Problem details: The records below are split into lines. How many of those lines contain the string "color"? Reply with the number only.

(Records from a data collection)
====================

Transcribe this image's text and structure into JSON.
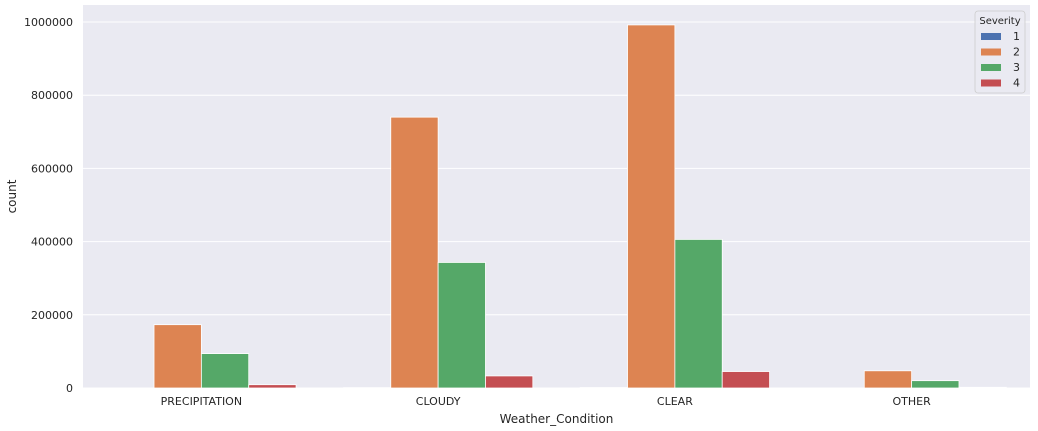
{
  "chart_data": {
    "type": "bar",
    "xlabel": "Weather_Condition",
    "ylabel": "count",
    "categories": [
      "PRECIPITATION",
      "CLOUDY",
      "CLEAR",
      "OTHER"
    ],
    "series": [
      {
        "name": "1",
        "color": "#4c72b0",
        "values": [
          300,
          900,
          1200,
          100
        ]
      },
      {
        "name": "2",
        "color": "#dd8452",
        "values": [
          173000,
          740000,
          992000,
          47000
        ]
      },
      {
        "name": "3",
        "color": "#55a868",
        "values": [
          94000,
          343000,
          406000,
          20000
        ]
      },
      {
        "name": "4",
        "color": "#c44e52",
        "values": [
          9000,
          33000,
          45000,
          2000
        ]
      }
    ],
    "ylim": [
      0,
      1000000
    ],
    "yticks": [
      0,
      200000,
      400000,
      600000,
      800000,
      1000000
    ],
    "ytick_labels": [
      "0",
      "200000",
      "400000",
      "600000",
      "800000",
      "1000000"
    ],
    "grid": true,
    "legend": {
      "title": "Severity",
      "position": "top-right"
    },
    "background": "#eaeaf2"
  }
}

====================

Output below: 4